What needs to be done -> Copy out all the lines exactly. Omit pictures.

....

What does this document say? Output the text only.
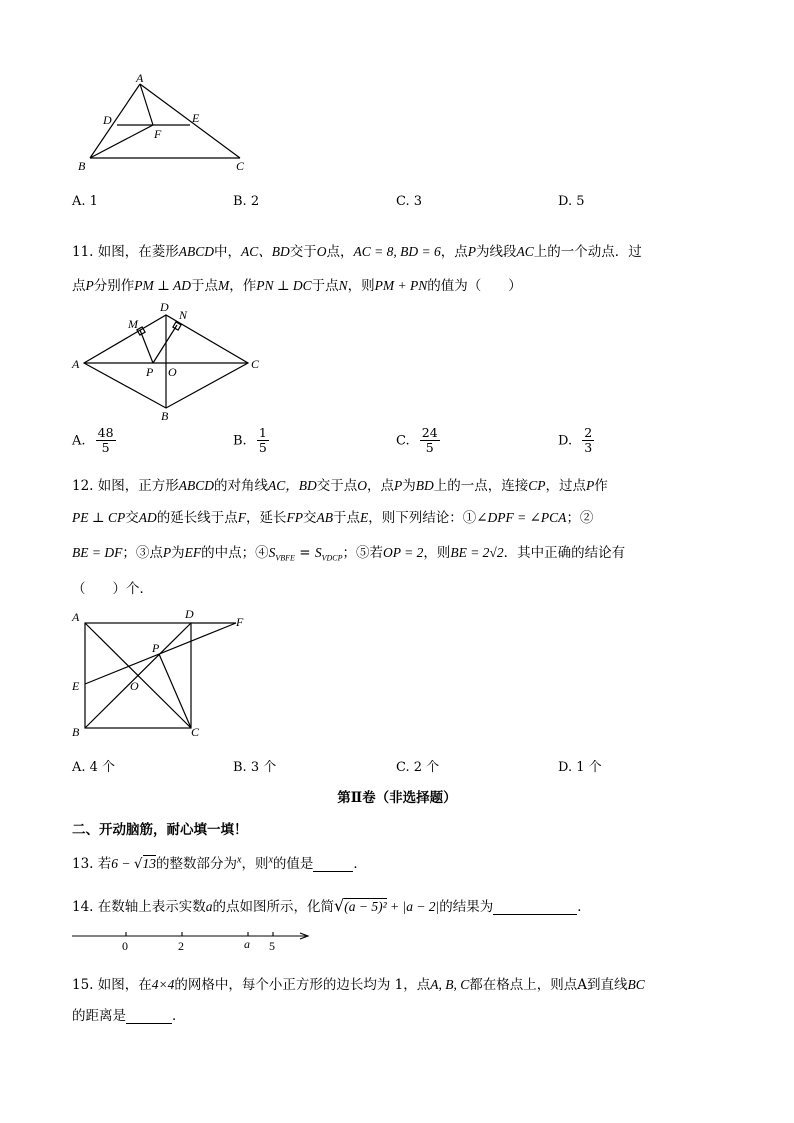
A
D	E
F
B	C
A. 1	B. 2	C. 3	D. 5
11. 如图，在菱形ABCD中，AC、BD交于O点，AC = 8, BD = 6，点P为线段AC上的一个动点．过
点P分别作PM ⊥ AD于点M，作PN ⊥ DC于点N，则PM + PN的值为（　　）
A
D
N
M
C
P O
B
A. $\frac{48}{5}$	B. $\frac{1}{5}$	C. $\frac{24}{5}$	D. $\frac{2}{3}$
12. 如图，正方形ABCD的对角线AC，BD交于点O，点P为BD上的一点，连接CP，过点P作
PE ⊥ CP交AD的延长线于点F，延长FP交AB于点E，则下列结论：①∠DPF = ∠PCA；②
BE = DF；③点P为EF的中点；$④S_{VBFE} = S_{VDCP}$；⑤若OP = 2，则BE = 2√2．其中正确的结论有
（　　）个．
A	D
F
P
E	O
B	C
A. 4 个	B. 3 个	C. 2 个	D. 1 个
第Ⅱ卷（非选择题）
二、开动脑筋，耐心填一填！
13. 若6 − √13的整数部分为$^x$，则$^x$的值是	．
14. 在数轴上表示实数a的点如图所示，化简√(a − 5)² + |a − 2|的结果为	．
0	2	a 5
15. 如图，在4×4的网格中，每个小正方形的边长均为 1，点A, B, C都在格点上，则点A到直线BC
的距离是	．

....

Output for this task ->
What does this document say? Output the text only.
A
D	E
F
B	C
A. 1	B. 2	C. 3	D. 5
11. 如图，在菱形ABCD中，AC、BD交于O点，AC = 8, BD = 6，点P为线段AC上的一个动点．过
点P分别作PM ⊥ AD于点M，作PN ⊥ DC于点N，则PM + PN的值为（　　）
A
D
N
M
C
P O
B
A. $\frac{48}{5}$	B. $\frac{1}{5}$	C. $\frac{24}{5}$	D. $\frac{2}{3}$
12. 如图，正方形ABCD的对角线AC，BD交于点O，点P为BD上的一点，连接CP，过点P作
PE ⊥ CP交AD的延长线于点F，延长FP交AB于点E，则下列结论：①∠DPF = ∠PCA；②
BE = DF；③点P为EF的中点；$④S_{VBFE} = S_{VDCP}$；⑤若OP = 2，则BE = 2√2．其中正确的结论有
（　　）个．
A	D
F
P
E	O
B	C
A. 4 个	B. 3 个	C. 2 个	D. 1 个
第Ⅱ卷（非选择题）
二、开动脑筋，耐心填一填！
13. 若6 − √13的整数部分为$^x$，则$^x$的值是	．
14. 在数轴上表示实数a的点如图所示，化简√(a − 5)² + |a − 2|的结果为	．
0	2	a 5
15. 如图，在4×4的网格中，每个小正方形的边长均为 1，点A, B, C都在格点上，则点A到直线BC
的距离是	．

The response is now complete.